■ AIM OF THE TASK
Write out each line exactly as it stands, please.

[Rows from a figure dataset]

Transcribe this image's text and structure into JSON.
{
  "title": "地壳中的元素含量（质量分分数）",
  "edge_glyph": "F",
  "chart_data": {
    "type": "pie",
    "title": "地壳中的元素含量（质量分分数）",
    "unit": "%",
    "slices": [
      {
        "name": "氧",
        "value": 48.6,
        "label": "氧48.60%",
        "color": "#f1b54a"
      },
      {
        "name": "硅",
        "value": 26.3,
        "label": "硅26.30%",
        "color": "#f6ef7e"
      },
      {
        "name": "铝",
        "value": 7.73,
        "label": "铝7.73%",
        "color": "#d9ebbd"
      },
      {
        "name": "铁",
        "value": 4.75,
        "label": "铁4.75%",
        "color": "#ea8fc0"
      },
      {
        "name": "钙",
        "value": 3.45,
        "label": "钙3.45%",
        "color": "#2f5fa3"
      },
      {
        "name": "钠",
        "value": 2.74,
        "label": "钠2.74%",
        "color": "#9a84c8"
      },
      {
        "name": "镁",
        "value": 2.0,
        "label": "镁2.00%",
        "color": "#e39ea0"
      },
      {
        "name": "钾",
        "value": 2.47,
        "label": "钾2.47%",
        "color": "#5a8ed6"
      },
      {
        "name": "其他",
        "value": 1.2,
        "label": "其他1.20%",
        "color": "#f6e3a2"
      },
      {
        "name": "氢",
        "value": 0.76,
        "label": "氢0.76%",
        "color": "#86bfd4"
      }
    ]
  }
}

■ FINISHED ANSWER
Transcribe this image's text and structure into JSON.
{
  "title": "地壳中的元素含量（质量分分数）",
  "edge_glyph": "F",
  "chart_data": {
    "type": "pie",
    "title": "地壳中的元素含量（质量分分数）",
    "unit": "%",
    "slices": [
      {
        "name": "氧",
        "value": 48.6,
        "label": "氧48.60%",
        "color": "#f1b54a"
      },
      {
        "name": "硅",
        "value": 26.3,
        "label": "硅26.30%",
        "color": "#f6ef7e"
      },
      {
        "name": "铝",
        "value": 7.73,
        "label": "铝7.73%",
        "color": "#d9ebbd"
      },
      {
        "name": "铁",
        "value": 4.75,
        "label": "铁4.75%",
        "color": "#ea8fc0"
      },
      {
        "name": "钙",
        "value": 3.45,
        "label": "钙3.45%",
        "color": "#2f5fa3"
      },
      {
        "name": "钠",
        "value": 2.74,
        "label": "钠2.74%",
        "color": "#9a84c8"
      },
      {
        "name": "镁",
        "value": 2.0,
        "label": "镁2.00%",
        "color": "#e39ea0"
      },
      {
        "name": "钾",
        "value": 2.47,
        "label": "钾2.47%",
        "color": "#5a8ed6"
      },
      {
        "name": "其他",
        "value": 1.2,
        "label": "其他1.20%",
        "color": "#f6e3a2"
      },
      {
        "name": "氢",
        "value": 0.76,
        "label": "氢0.76%",
        "color": "#86bfd4"
      }
    ]
  }
}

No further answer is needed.